• **Exercise task**:
Exclude the pictures, then copy all remaining records exactly.
○ ○ ○ ○ ○ ○ ○
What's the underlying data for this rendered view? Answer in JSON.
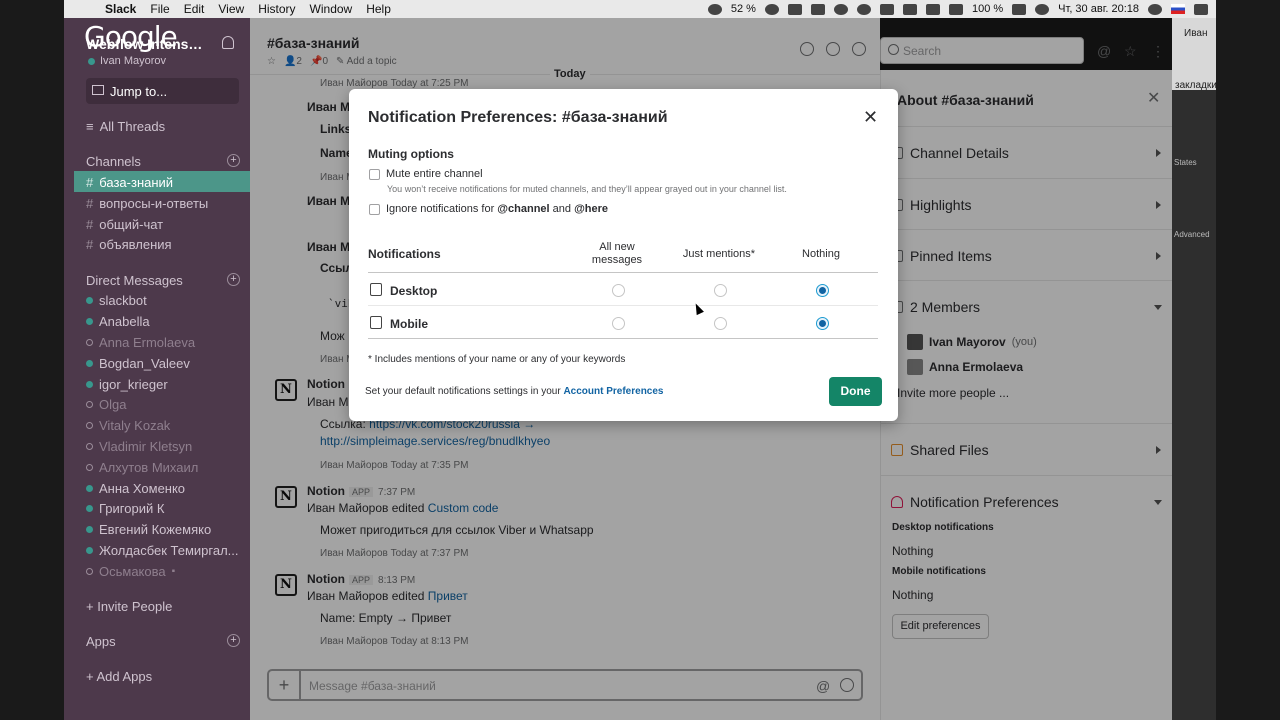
{
  "menubar": {
    "app": "Slack",
    "items": [
      "File",
      "Edit",
      "View",
      "History",
      "Window",
      "Help"
    ],
    "cpu": "52 %",
    "battery": "100 %",
    "clock": "Чт, 30 авг. 20:18"
  },
  "sidebar": {
    "overlay_text": "Google",
    "workspace": "Webflow Intens…",
    "user": "Ivan Mayorov",
    "jump": "Jump to...",
    "all_threads": "All Threads",
    "channels_label": "Channels",
    "channels": [
      "база-знаний",
      "вопросы-и-ответы",
      "общий-чат",
      "объявления"
    ],
    "dm_label": "Direct Messages",
    "dms": [
      {
        "name": "slackbot",
        "online": true
      },
      {
        "name": "Anabella",
        "online": true
      },
      {
        "name": "Anna Ermolaeva",
        "online": false
      },
      {
        "name": "Bogdan_Valeev",
        "online": true
      },
      {
        "name": "igor_krieger",
        "online": true
      },
      {
        "name": "Olga",
        "online": false
      },
      {
        "name": "Vitaly Kozak",
        "online": false
      },
      {
        "name": "Vladimir Kletsyn",
        "online": false
      },
      {
        "name": "Алхутов Михаил",
        "online": false
      },
      {
        "name": "Анна Хоменко",
        "online": true
      },
      {
        "name": "Григорий К",
        "online": true
      },
      {
        "name": "Евгений Кожемяко",
        "online": true
      },
      {
        "name": "Жолдасбек Темиргал...",
        "online": true
      },
      {
        "name": "Осьмакова",
        "online": false
      }
    ],
    "invite": "+ Invite People",
    "apps_label": "Apps",
    "add_apps": "+ Add Apps"
  },
  "channel": {
    "title": "#база-знаний",
    "members": "2",
    "pins": "0",
    "topic": "Add a topic",
    "search_placeholder": "Search",
    "day": "Today",
    "composer_placeholder": "Message #база-знаний"
  },
  "messages": {
    "bg_time1": "Иван Майоров    Today at 7:25 PM",
    "bg_author": "Иван М",
    "bg_links": "Links",
    "bg_name": "Name",
    "bg_sub": "Иван М",
    "bg_ssyl": "Ссыл",
    "bg_vib": "`vib",
    "bg_mozh": "Мож",
    "n1_author": "Notion",
    "n1_line1": "Иван М",
    "n1_ssylka": "Ссылка:",
    "n1_link1": "https://vk.com/stock20russia →",
    "n1_link2": "http://simpleimage.services/reg/bnudlkhyeo",
    "n1_meta": "Иван Майоров    Today at 7:35 PM",
    "n2_author": "Notion",
    "n2_tag": "APP",
    "n2_time": "7:37 PM",
    "n2_line": "Иван Майоров edited",
    "n2_link": "Custom code",
    "n2_body": "Может пригодиться для ссылок Viber и Whatsapp",
    "n2_meta": "Иван Майоров    Today at 7:37 PM",
    "n3_author": "Notion",
    "n3_tag": "APP",
    "n3_time": "8:13 PM",
    "n3_line": "Иван Майоров edited",
    "n3_link": "Привет",
    "n3_body": "Name: Empty → Привет",
    "n3_meta": "Иван Майоров    Today at 8:13 PM"
  },
  "pane": {
    "title": "About #база-знаний",
    "items": [
      "Channel Details",
      "Highlights",
      "Pinned Items",
      "2 Members"
    ],
    "members": [
      {
        "name": "Ivan Mayorov",
        "suffix": "(you)"
      },
      {
        "name": "Anna Ermolaeva",
        "suffix": ""
      }
    ],
    "invite_more": "Invite more people ...",
    "shared_files": "Shared Files",
    "notif_prefs": "Notification Preferences",
    "desktop_h": "Desktop notifications",
    "desktop_v": "Nothing",
    "mobile_h": "Mobile notifications",
    "mobile_v": "Nothing",
    "edit": "Edit preferences"
  },
  "browser": {
    "name": "Иван",
    "bookmarks": "закладки",
    "states": "States",
    "advanced": "Advanced"
  },
  "modal": {
    "title": "Notification Preferences: #база-знаний",
    "muting_label": "Muting options",
    "mute_label": "Mute entire channel",
    "mute_hint": "You won’t receive notifications for muted channels, and they’ll appear grayed out in your channel list.",
    "ignore_prefix": "Ignore notifications for",
    "ignore_channel": "@channel",
    "ignore_and": "and",
    "ignore_here": "@here",
    "notifications_label": "Notifications",
    "col_all_1": "All new",
    "col_all_2": "messages",
    "col_mentions": "Just mentions*",
    "col_nothing": "Nothing",
    "rows": [
      {
        "label": "Desktop",
        "selected": "nothing"
      },
      {
        "label": "Mobile",
        "selected": "nothing"
      }
    ],
    "footnote": "* Includes mentions of your name or any of your keywords",
    "default_text": "Set your default notifications settings in your",
    "account_prefs": "Account Preferences",
    "done": "Done"
  }
}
○ ○ ○ ○ ○ ○ ○
• **Exercise solution**:
What's the underlying data for this rendered view? Answer in JSON.
{
  "menubar": {
    "app": "Slack",
    "items": [
      "File",
      "Edit",
      "View",
      "History",
      "Window",
      "Help"
    ],
    "cpu": "52 %",
    "battery": "100 %",
    "clock": "Чт, 30 авг. 20:18"
  },
  "sidebar": {
    "overlay_text": "Google",
    "workspace": "Webflow Intens…",
    "user": "Ivan Mayorov",
    "jump": "Jump to...",
    "all_threads": "All Threads",
    "channels_label": "Channels",
    "channels": [
      "база-знаний",
      "вопросы-и-ответы",
      "общий-чат",
      "объявления"
    ],
    "dm_label": "Direct Messages",
    "dms": [
      {
        "name": "slackbot",
        "online": true
      },
      {
        "name": "Anabella",
        "online": true
      },
      {
        "name": "Anna Ermolaeva",
        "online": false
      },
      {
        "name": "Bogdan_Valeev",
        "online": true
      },
      {
        "name": "igor_krieger",
        "online": true
      },
      {
        "name": "Olga",
        "online": false
      },
      {
        "name": "Vitaly Kozak",
        "online": false
      },
      {
        "name": "Vladimir Kletsyn",
        "online": false
      },
      {
        "name": "Алхутов Михаил",
        "online": false
      },
      {
        "name": "Анна Хоменко",
        "online": true
      },
      {
        "name": "Григорий К",
        "online": true
      },
      {
        "name": "Евгений Кожемяко",
        "online": true
      },
      {
        "name": "Жолдасбек Темиргал...",
        "online": true
      },
      {
        "name": "Осьмакова",
        "online": false
      }
    ],
    "invite": "+ Invite People",
    "apps_label": "Apps",
    "add_apps": "+ Add Apps"
  },
  "channel": {
    "title": "#база-знаний",
    "members": "2",
    "pins": "0",
    "topic": "Add a topic",
    "search_placeholder": "Search",
    "day": "Today",
    "composer_placeholder": "Message #база-знаний"
  },
  "messages": {
    "bg_time1": "Иван Майоров    Today at 7:25 PM",
    "bg_author": "Иван М",
    "bg_links": "Links",
    "bg_name": "Name",
    "bg_sub": "Иван М",
    "bg_ssyl": "Ссыл",
    "bg_vib": "`vib",
    "bg_mozh": "Мож",
    "n1_author": "Notion",
    "n1_line1": "Иван М",
    "n1_ssylka": "Ссылка:",
    "n1_link1": "https://vk.com/stock20russia →",
    "n1_link2": "http://simpleimage.services/reg/bnudlkhyeo",
    "n1_meta": "Иван Майоров    Today at 7:35 PM",
    "n2_author": "Notion",
    "n2_tag": "APP",
    "n2_time": "7:37 PM",
    "n2_line": "Иван Майоров edited",
    "n2_link": "Custom code",
    "n2_body": "Может пригодиться для ссылок Viber и Whatsapp",
    "n2_meta": "Иван Майоров    Today at 7:37 PM",
    "n3_author": "Notion",
    "n3_tag": "APP",
    "n3_time": "8:13 PM",
    "n3_line": "Иван Майоров edited",
    "n3_link": "Привет",
    "n3_body": "Name: Empty → Привет",
    "n3_meta": "Иван Майоров    Today at 8:13 PM"
  },
  "pane": {
    "title": "About #база-знаний",
    "items": [
      "Channel Details",
      "Highlights",
      "Pinned Items",
      "2 Members"
    ],
    "members": [
      {
        "name": "Ivan Mayorov",
        "suffix": "(you)"
      },
      {
        "name": "Anna Ermolaeva",
        "suffix": ""
      }
    ],
    "invite_more": "Invite more people ...",
    "shared_files": "Shared Files",
    "notif_prefs": "Notification Preferences",
    "desktop_h": "Desktop notifications",
    "desktop_v": "Nothing",
    "mobile_h": "Mobile notifications",
    "mobile_v": "Nothing",
    "edit": "Edit preferences"
  },
  "browser": {
    "name": "Иван",
    "bookmarks": "закладки",
    "states": "States",
    "advanced": "Advanced"
  },
  "modal": {
    "title": "Notification Preferences: #база-знаний",
    "muting_label": "Muting options",
    "mute_label": "Mute entire channel",
    "mute_hint": "You won’t receive notifications for muted channels, and they’ll appear grayed out in your channel list.",
    "ignore_prefix": "Ignore notifications for",
    "ignore_channel": "@channel",
    "ignore_and": "and",
    "ignore_here": "@here",
    "notifications_label": "Notifications",
    "col_all_1": "All new",
    "col_all_2": "messages",
    "col_mentions": "Just mentions*",
    "col_nothing": "Nothing",
    "rows": [
      {
        "label": "Desktop",
        "selected": "nothing"
      },
      {
        "label": "Mobile",
        "selected": "nothing"
      }
    ],
    "footnote": "* Includes mentions of your name or any of your keywords",
    "default_text": "Set your default notifications settings in your",
    "account_prefs": "Account Preferences",
    "done": "Done"
  }
}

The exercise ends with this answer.